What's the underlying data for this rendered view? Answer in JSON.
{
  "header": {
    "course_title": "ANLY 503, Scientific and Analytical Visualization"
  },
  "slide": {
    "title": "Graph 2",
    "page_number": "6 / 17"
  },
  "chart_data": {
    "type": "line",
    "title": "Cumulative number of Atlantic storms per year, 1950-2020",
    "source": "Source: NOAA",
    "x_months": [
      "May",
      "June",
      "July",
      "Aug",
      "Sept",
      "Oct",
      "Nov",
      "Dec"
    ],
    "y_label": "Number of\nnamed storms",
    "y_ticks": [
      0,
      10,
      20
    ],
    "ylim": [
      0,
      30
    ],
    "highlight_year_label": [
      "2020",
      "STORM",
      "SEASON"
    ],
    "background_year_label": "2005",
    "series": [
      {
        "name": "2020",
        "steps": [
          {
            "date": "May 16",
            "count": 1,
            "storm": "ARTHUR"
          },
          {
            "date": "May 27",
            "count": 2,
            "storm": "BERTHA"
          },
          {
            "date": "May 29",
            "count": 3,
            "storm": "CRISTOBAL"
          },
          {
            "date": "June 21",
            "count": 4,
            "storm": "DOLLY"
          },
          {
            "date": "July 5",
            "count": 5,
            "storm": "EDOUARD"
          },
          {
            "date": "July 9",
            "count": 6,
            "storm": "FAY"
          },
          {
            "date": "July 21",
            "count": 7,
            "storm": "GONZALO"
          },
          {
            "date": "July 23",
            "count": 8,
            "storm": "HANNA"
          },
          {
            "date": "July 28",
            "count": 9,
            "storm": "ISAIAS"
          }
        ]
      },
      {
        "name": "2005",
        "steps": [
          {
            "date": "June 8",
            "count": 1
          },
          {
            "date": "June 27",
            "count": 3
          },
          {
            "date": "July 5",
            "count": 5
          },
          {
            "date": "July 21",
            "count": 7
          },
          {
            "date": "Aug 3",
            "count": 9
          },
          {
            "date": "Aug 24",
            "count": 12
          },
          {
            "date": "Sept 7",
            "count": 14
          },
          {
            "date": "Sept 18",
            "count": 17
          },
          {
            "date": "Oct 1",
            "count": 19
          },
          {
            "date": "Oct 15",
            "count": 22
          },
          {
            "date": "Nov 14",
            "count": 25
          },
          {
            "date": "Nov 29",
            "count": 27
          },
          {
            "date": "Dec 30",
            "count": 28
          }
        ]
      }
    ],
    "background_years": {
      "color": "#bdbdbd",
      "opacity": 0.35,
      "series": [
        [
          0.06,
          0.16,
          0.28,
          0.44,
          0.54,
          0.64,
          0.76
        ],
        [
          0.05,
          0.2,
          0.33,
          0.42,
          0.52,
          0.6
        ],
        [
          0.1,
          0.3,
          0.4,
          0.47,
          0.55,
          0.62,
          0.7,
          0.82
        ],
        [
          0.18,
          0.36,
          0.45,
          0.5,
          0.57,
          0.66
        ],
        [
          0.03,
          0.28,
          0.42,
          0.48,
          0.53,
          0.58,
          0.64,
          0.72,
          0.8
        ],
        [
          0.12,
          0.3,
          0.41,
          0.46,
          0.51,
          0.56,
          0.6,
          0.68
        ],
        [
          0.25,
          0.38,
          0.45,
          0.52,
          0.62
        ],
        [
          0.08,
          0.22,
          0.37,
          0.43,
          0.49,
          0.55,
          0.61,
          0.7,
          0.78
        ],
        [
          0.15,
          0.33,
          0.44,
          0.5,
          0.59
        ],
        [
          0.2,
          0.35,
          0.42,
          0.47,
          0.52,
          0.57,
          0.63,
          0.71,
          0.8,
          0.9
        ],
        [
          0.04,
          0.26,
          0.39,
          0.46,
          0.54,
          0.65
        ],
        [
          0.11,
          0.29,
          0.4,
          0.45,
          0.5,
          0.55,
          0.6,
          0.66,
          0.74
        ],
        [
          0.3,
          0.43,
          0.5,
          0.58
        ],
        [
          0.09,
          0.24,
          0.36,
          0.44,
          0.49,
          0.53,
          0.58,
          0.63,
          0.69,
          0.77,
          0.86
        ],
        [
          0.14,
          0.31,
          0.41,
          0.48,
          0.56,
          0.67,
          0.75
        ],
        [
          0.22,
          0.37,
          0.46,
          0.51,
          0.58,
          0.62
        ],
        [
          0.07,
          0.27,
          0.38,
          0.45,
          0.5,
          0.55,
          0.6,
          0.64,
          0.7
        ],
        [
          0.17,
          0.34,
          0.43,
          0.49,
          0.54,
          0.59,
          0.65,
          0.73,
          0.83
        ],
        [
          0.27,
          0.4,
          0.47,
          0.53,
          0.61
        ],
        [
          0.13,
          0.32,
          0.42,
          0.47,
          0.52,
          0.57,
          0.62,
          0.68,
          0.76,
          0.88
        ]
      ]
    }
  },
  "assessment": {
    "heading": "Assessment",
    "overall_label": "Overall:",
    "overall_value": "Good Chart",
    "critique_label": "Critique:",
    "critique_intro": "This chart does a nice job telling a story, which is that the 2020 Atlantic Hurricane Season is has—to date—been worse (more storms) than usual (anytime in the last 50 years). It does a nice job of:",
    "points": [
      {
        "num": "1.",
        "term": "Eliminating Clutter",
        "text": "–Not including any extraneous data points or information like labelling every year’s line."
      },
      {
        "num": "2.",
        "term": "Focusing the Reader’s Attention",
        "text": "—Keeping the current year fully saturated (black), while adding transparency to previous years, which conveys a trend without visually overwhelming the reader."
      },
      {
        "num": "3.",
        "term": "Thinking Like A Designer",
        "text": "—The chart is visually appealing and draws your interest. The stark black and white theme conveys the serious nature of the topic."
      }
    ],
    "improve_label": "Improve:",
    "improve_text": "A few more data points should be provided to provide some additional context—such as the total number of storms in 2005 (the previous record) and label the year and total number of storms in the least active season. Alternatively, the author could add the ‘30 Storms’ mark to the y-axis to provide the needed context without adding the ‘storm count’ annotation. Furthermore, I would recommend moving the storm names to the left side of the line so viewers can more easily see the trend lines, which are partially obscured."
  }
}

====

Required work: List each line in the listing that contains the string "conveys".

Result of the task:
        "text": "—Keeping the current year fully saturated (black), while adding transparency to previous years, which conveys a trend without visually overwhelming the reader."
        "text": "—The chart is visually appealing and draws your interest. The stark black and white theme conveys the serious nature of the topic."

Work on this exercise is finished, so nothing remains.